BEGIN
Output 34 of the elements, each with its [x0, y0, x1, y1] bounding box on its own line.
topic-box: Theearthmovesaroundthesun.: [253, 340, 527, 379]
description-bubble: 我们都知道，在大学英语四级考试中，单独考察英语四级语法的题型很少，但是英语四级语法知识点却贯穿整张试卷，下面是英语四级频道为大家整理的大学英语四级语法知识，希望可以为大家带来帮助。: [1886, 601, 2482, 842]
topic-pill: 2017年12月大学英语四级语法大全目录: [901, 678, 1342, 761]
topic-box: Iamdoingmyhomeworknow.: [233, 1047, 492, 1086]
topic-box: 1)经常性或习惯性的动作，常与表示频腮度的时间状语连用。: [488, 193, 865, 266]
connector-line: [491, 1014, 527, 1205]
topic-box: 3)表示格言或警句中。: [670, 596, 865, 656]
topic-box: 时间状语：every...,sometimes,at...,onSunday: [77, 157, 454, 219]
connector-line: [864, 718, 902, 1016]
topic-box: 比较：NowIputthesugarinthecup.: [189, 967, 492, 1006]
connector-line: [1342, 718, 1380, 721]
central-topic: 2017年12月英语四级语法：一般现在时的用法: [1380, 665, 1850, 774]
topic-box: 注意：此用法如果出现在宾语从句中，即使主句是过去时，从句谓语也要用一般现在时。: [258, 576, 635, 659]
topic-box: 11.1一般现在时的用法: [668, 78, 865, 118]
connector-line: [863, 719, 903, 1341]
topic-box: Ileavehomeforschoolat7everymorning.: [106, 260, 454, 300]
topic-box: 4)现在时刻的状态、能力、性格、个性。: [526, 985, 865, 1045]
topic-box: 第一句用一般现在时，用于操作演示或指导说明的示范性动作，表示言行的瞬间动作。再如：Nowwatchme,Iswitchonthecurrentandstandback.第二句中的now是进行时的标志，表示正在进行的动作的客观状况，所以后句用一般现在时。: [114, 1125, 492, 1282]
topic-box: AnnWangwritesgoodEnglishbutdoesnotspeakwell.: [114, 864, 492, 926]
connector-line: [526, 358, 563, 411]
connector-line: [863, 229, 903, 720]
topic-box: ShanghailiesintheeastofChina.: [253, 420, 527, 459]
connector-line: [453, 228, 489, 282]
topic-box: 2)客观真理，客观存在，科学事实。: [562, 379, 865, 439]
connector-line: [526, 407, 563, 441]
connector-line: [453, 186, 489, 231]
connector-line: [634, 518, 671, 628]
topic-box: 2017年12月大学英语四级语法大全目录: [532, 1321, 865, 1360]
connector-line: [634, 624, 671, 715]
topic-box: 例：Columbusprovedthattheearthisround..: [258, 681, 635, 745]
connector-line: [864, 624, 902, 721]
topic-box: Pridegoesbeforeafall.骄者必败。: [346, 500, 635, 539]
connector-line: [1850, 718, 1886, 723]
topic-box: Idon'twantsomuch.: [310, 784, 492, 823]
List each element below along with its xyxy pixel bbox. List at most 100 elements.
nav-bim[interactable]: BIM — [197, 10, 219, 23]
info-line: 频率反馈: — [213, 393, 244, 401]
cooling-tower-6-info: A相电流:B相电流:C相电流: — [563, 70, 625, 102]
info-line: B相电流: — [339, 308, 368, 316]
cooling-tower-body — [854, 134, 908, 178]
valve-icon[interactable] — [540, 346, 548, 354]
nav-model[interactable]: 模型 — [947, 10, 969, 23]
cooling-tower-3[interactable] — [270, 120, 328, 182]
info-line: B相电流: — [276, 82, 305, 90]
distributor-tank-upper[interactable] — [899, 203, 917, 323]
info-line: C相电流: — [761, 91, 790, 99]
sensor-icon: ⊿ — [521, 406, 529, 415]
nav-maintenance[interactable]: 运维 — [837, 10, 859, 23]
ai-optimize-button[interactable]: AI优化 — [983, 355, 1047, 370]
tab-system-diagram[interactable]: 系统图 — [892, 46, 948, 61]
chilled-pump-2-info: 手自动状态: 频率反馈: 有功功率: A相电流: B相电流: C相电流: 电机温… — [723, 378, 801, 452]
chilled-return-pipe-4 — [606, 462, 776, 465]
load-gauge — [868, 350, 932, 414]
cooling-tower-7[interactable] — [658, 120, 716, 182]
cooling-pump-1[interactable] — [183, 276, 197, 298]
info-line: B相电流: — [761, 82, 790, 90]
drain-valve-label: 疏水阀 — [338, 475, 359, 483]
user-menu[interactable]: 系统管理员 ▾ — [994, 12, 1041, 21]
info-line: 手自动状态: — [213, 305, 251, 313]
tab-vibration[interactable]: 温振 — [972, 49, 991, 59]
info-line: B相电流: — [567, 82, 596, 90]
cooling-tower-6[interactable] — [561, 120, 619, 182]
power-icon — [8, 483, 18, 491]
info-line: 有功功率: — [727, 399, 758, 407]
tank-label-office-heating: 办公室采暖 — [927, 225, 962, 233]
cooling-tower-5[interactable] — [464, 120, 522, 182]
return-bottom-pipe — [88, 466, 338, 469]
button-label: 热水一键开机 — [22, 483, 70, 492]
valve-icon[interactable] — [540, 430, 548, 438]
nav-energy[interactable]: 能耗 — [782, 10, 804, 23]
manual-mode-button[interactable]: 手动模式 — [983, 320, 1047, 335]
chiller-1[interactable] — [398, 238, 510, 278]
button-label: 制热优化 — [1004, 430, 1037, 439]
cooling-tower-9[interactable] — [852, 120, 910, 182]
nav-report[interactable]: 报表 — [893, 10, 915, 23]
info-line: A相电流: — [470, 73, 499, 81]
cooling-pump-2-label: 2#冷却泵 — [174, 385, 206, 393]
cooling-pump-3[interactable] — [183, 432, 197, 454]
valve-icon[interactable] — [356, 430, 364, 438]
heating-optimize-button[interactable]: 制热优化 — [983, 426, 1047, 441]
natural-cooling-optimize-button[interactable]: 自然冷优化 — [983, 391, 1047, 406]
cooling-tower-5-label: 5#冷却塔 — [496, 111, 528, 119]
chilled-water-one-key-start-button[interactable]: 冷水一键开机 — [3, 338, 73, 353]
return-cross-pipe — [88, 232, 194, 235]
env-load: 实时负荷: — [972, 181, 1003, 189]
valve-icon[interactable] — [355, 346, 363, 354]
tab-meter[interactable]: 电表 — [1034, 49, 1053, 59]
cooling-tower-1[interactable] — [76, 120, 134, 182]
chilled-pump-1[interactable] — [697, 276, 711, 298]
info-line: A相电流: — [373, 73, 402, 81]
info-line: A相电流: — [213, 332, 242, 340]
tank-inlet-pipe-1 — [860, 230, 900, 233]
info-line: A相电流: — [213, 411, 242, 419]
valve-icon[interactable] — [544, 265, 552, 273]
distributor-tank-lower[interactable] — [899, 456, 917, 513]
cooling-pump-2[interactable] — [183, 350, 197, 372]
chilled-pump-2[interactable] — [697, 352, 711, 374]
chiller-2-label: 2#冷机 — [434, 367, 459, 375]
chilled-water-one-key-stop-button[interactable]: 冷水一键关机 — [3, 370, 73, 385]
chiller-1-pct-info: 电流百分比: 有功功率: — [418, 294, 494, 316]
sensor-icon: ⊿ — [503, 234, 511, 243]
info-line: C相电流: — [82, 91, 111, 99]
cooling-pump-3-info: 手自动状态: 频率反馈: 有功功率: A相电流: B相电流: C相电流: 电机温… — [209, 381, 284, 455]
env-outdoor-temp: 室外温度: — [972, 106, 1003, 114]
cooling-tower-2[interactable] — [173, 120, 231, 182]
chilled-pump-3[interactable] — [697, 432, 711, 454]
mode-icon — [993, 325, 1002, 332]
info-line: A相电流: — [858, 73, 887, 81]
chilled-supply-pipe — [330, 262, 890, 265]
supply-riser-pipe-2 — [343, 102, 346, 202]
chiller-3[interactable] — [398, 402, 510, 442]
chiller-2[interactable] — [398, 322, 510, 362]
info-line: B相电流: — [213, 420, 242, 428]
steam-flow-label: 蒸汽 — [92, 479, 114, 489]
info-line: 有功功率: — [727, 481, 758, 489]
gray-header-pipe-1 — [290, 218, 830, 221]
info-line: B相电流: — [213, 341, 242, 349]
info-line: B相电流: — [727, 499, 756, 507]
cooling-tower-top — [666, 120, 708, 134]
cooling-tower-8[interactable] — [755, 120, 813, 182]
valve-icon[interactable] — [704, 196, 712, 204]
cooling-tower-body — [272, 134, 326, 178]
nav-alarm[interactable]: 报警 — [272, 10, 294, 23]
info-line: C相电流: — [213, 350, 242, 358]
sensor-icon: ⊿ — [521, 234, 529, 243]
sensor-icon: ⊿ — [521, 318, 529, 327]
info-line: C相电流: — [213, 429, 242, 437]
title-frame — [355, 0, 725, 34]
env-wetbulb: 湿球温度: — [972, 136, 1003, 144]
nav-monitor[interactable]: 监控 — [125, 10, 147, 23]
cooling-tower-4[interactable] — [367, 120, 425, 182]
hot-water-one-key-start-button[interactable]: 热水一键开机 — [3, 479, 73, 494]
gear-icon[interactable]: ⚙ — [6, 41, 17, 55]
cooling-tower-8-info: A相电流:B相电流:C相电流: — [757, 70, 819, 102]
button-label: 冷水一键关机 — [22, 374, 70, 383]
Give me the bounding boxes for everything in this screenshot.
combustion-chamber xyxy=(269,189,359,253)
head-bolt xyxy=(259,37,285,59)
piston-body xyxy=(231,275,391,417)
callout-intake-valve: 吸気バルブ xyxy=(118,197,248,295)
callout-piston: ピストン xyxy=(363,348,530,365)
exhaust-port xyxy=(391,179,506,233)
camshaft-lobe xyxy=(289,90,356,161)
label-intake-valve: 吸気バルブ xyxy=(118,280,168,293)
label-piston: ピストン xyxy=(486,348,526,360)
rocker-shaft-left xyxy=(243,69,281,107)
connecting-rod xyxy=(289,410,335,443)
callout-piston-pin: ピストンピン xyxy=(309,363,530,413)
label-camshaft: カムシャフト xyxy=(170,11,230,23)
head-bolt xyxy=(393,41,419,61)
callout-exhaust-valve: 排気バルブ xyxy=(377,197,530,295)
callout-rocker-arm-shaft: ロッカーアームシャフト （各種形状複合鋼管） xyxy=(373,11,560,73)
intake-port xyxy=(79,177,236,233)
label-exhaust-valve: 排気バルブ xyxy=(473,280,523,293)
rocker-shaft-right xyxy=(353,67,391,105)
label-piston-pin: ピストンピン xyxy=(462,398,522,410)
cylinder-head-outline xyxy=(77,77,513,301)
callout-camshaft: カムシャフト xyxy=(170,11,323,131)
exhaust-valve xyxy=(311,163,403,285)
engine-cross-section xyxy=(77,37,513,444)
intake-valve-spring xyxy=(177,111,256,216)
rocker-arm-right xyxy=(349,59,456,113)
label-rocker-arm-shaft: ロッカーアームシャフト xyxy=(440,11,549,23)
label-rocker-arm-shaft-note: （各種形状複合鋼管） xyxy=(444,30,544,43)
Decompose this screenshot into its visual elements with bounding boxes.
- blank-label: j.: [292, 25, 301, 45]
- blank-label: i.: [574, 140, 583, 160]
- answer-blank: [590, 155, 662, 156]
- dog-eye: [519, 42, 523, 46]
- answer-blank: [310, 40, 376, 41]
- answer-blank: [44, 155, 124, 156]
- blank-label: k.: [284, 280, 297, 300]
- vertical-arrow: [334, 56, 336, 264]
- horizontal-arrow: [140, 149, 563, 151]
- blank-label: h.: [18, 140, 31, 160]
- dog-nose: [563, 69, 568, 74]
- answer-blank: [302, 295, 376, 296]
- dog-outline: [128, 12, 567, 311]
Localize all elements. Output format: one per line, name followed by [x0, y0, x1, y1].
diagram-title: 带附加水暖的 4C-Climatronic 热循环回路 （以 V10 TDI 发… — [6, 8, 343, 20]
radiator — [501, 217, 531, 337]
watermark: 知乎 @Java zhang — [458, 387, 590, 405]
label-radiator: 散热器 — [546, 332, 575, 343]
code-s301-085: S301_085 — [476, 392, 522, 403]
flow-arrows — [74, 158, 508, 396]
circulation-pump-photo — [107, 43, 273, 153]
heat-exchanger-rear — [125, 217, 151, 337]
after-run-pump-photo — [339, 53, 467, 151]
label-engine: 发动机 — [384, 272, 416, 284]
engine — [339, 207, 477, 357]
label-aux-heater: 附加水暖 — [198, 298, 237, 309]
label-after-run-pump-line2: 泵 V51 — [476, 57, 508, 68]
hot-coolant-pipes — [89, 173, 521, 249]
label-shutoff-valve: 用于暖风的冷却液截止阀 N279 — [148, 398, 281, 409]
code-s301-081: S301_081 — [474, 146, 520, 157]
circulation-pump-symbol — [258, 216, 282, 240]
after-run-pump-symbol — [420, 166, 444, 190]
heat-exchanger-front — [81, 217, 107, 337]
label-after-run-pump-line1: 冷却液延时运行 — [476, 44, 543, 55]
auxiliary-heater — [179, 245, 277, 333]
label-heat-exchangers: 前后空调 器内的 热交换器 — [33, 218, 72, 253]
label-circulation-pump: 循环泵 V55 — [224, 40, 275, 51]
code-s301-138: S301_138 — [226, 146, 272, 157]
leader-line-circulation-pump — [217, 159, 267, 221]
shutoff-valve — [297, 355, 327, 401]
END
> _TASK BRIEF_
Arrange the lines from the beginning of the material through the line that contains "topic-box: Theearthmovesaroundthesun.: [253, 340, 527, 379]" as a numbered list, leaving out any blank lines.

> _ANSWER_
1. Output 34 of the elements, each with its [x0, y0, x1, y1] bounding box on its own line.
2. topic-box: Theearthmovesaroundthesun.: [253, 340, 527, 379]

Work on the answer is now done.